Start Dataset extract

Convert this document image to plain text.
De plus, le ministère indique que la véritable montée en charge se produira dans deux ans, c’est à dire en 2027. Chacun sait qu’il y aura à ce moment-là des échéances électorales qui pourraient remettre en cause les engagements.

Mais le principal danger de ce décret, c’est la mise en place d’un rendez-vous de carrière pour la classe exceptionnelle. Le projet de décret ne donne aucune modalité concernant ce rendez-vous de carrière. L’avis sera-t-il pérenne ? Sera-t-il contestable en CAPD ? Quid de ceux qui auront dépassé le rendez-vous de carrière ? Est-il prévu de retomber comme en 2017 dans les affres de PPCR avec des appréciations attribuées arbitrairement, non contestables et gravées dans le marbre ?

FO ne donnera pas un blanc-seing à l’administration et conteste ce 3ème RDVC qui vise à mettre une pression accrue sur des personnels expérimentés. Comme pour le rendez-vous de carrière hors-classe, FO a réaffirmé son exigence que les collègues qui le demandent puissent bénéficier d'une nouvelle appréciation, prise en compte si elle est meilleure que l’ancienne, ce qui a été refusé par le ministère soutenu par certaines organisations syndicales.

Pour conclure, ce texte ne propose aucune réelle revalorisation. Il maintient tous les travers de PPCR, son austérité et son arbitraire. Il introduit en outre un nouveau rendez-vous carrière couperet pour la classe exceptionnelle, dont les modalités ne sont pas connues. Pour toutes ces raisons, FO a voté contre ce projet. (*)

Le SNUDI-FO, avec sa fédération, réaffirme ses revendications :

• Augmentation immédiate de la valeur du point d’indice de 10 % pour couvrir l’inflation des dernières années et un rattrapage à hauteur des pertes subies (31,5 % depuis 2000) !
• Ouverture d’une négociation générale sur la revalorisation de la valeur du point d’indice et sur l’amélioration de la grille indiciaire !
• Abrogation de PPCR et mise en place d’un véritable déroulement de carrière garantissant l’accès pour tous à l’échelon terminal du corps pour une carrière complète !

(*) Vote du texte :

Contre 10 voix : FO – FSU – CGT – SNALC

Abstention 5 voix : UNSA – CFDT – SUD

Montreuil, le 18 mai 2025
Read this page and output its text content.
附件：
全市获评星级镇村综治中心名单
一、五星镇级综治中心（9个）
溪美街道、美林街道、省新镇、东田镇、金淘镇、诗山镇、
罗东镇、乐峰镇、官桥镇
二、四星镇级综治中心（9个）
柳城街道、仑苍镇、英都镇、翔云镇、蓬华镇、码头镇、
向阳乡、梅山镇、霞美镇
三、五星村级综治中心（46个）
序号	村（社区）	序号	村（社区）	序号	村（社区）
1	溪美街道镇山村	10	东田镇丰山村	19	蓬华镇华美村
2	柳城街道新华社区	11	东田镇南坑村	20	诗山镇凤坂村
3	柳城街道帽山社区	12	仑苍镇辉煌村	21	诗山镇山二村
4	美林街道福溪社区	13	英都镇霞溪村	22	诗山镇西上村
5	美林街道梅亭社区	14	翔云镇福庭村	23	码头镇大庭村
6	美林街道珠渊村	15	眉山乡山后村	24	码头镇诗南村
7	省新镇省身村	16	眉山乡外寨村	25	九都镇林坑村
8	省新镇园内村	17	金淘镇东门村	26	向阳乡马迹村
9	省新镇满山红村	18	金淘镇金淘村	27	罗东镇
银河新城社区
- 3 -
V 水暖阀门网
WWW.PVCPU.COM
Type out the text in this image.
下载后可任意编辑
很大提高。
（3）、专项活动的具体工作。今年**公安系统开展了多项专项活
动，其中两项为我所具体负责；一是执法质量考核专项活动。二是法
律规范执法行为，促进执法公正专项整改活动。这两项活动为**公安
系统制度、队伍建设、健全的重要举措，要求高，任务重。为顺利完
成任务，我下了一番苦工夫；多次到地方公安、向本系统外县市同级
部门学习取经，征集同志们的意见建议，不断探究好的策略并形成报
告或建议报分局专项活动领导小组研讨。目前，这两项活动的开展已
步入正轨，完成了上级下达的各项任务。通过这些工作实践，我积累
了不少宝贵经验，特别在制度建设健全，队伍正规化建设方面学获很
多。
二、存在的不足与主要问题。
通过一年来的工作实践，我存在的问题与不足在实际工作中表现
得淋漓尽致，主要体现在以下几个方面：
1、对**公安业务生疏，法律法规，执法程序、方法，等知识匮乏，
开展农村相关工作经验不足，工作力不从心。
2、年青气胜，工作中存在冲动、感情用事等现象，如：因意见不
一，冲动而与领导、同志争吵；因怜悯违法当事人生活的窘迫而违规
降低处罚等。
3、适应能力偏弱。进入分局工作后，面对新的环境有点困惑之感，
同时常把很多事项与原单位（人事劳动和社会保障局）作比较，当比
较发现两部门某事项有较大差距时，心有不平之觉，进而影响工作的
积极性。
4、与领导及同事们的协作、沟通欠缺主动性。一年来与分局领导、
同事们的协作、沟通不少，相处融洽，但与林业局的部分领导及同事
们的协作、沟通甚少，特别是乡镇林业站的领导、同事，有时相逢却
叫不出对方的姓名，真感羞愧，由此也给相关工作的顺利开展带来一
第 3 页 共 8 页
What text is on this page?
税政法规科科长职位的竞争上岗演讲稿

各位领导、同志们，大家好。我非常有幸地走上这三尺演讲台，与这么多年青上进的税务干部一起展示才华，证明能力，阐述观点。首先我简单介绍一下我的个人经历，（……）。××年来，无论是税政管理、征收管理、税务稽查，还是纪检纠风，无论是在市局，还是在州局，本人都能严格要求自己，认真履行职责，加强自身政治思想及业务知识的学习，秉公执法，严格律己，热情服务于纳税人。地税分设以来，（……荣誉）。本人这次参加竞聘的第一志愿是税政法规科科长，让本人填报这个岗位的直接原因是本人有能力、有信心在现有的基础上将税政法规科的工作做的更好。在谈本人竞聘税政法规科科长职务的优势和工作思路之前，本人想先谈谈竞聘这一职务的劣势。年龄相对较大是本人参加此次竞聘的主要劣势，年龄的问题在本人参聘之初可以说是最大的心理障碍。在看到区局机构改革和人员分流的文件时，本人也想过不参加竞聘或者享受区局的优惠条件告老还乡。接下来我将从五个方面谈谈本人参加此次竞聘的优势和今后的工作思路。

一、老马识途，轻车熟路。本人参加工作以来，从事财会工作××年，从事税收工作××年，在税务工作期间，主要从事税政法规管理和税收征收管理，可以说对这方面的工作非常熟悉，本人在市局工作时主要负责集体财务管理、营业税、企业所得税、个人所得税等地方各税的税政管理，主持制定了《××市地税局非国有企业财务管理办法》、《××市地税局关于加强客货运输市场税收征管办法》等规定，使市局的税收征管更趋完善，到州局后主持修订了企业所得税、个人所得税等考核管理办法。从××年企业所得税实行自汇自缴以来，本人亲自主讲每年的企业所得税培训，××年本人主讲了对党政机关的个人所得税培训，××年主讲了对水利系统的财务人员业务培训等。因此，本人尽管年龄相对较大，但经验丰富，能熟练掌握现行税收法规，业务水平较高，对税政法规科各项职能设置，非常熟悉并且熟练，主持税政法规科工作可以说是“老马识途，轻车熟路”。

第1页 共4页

End Dataset extract

_What this task involves_
Copy out each line exactly.

_Full output_
Convert this document image to plain text.
De plus, le ministère indique que la véritable montée en charge se produira dans deux ans, c’est à dire en 2027. Chacun sait qu’il y aura à ce moment-là des échéances électorales qui pourraient remettre en cause les engagements.

Mais le principal danger de ce décret, c’est la mise en place d’un rendez-vous de carrière pour la classe exceptionnelle. Le projet de décret ne donne aucune modalité concernant ce rendez-vous de carrière. L’avis sera-t-il pérenne ? Sera-t-il contestable en CAPD ? Quid de ceux qui auront dépassé le rendez-vous de carrière ? Est-il prévu de retomber comme en 2017 dans les affres de PPCR avec des appréciations attribuées arbitrairement, non contestables et gravées dans le marbre ?

FO ne donnera pas un blanc-seing à l’administration et conteste ce 3ème RDVC qui vise à mettre une pression accrue sur des personnels expérimentés. Comme pour le rendez-vous de carrière hors-classe, FO a réaffirmé son exigence que les collègues qui le demandent puissent bénéficier d'une nouvelle appréciation, prise en compte si elle est meilleure que l’ancienne, ce qui a été refusé par le ministère soutenu par certaines organisations syndicales.

Pour conclure, ce texte ne propose aucune réelle revalorisation. Il maintient tous les travers de PPCR, son austérité et son arbitraire. Il introduit en outre un nouveau rendez-vous carrière couperet pour la classe exceptionnelle, dont les modalités ne sont pas connues. Pour toutes ces raisons, FO a voté contre ce projet. (*)

Le SNUDI-FO, avec sa fédération, réaffirme ses revendications :

• Augmentation immédiate de la valeur du point d’indice de 10 % pour couvrir l’inflation des dernières années et un rattrapage à hauteur des pertes subies (31,5 % depuis 2000) !
• Ouverture d’une négociation générale sur la revalorisation de la valeur du point d’indice et sur l’amélioration de la grille indiciaire !
• Abrogation de PPCR et mise en place d’un véritable déroulement de carrière garantissant l’accès pour tous à l’échelon terminal du corps pour une carrière complète !

(*) Vote du texte :

Contre 10 voix : FO – FSU – CGT – SNALC

Abstention 5 voix : UNSA – CFDT – SUD

Montreuil, le 18 mai 2025
Read this page and output its text content.
附件：
全市获评星级镇村综治中心名单
一、五星镇级综治中心（9个）
溪美街道、美林街道、省新镇、东田镇、金淘镇、诗山镇、
罗东镇、乐峰镇、官桥镇
二、四星镇级综治中心（9个）
柳城街道、仑苍镇、英都镇、翔云镇、蓬华镇、码头镇、
向阳乡、梅山镇、霞美镇
三、五星村级综治中心（46个）
序号	村（社区）	序号	村（社区）	序号	村（社区）
1	溪美街道镇山村	10	东田镇丰山村	19	蓬华镇华美村
2	柳城街道新华社区	11	东田镇南坑村	20	诗山镇凤坂村
3	柳城街道帽山社区	12	仑苍镇辉煌村	21	诗山镇山二村
4	美林街道福溪社区	13	英都镇霞溪村	22	诗山镇西上村
5	美林街道梅亭社区	14	翔云镇福庭村	23	码头镇大庭村
6	美林街道珠渊村	15	眉山乡山后村	24	码头镇诗南村
7	省新镇省身村	16	眉山乡外寨村	25	九都镇林坑村
8	省新镇园内村	17	金淘镇东门村	26	向阳乡马迹村
9	省新镇满山红村	18	金淘镇金淘村	27	罗东镇
银河新城社区
- 3 -
V 水暖阀门网
WWW.PVCPU.COM
Type out the text in this image.
下载后可任意编辑
很大提高。
（3）、专项活动的具体工作。今年**公安系统开展了多项专项活
动，其中两项为我所具体负责；一是执法质量考核专项活动。二是法
律规范执法行为，促进执法公正专项整改活动。这两项活动为**公安
系统制度、队伍建设、健全的重要举措，要求高，任务重。为顺利完
成任务，我下了一番苦工夫；多次到地方公安、向本系统外县市同级
部门学习取经，征集同志们的意见建议，不断探究好的策略并形成报
告或建议报分局专项活动领导小组研讨。目前，这两项活动的开展已
步入正轨，完成了上级下达的各项任务。通过这些工作实践，我积累
了不少宝贵经验，特别在制度建设健全，队伍正规化建设方面学获很
多。
二、存在的不足与主要问题。
通过一年来的工作实践，我存在的问题与不足在实际工作中表现
得淋漓尽致，主要体现在以下几个方面：
1、对**公安业务生疏，法律法规，执法程序、方法，等知识匮乏，
开展农村相关工作经验不足，工作力不从心。
2、年青气胜，工作中存在冲动、感情用事等现象，如：因意见不
一，冲动而与领导、同志争吵；因怜悯违法当事人生活的窘迫而违规
降低处罚等。
3、适应能力偏弱。进入分局工作后，面对新的环境有点困惑之感，
同时常把很多事项与原单位（人事劳动和社会保障局）作比较，当比
较发现两部门某事项有较大差距时，心有不平之觉，进而影响工作的
积极性。
4、与领导及同事们的协作、沟通欠缺主动性。一年来与分局领导、
同事们的协作、沟通不少，相处融洽，但与林业局的部分领导及同事
们的协作、沟通甚少，特别是乡镇林业站的领导、同事，有时相逢却
叫不出对方的姓名，真感羞愧，由此也给相关工作的顺利开展带来一
第 3 页 共 8 页
What text is on this page?
税政法规科科长职位的竞争上岗演讲稿

各位领导、同志们，大家好。我非常有幸地走上这三尺演讲台，与这么多年青上进的税务干部一起展示才华，证明能力，阐述观点。首先我简单介绍一下我的个人经历，（……）。××年来，无论是税政管理、征收管理、税务稽查，还是纪检纠风，无论是在市局，还是在州局，本人都能严格要求自己，认真履行职责，加强自身政治思想及业务知识的学习，秉公执法，严格律己，热情服务于纳税人。地税分设以来，（……荣誉）。本人这次参加竞聘的第一志愿是税政法规科科长，让本人填报这个岗位的直接原因是本人有能力、有信心在现有的基础上将税政法规科的工作做的更好。在谈本人竞聘税政法规科科长职务的优势和工作思路之前，本人想先谈谈竞聘这一职务的劣势。年龄相对较大是本人参加此次竞聘的主要劣势，年龄的问题在本人参聘之初可以说是最大的心理障碍。在看到区局机构改革和人员分流的文件时，本人也想过不参加竞聘或者享受区局的优惠条件告老还乡。接下来我将从五个方面谈谈本人参加此次竞聘的优势和今后的工作思路。

一、老马识途，轻车熟路。本人参加工作以来，从事财会工作××年，从事税收工作××年，在税务工作期间，主要从事税政法规管理和税收征收管理，可以说对这方面的工作非常熟悉，本人在市局工作时主要负责集体财务管理、营业税、企业所得税、个人所得税等地方各税的税政管理，主持制定了《××市地税局非国有企业财务管理办法》、《××市地税局关于加强客货运输市场税收征管办法》等规定，使市局的税收征管更趋完善，到州局后主持修订了企业所得税、个人所得税等考核管理办法。从××年企业所得税实行自汇自缴以来，本人亲自主讲每年的企业所得税培训，××年本人主讲了对党政机关的个人所得税培训，××年主讲了对水利系统的财务人员业务培训等。因此，本人尽管年龄相对较大，但经验丰富，能熟练掌握现行税收法规，业务水平较高，对税政法规科各项职能设置，非常熟悉并且熟练，主持税政法规科工作可以说是“老马识途，轻车熟路”。

第1页 共4页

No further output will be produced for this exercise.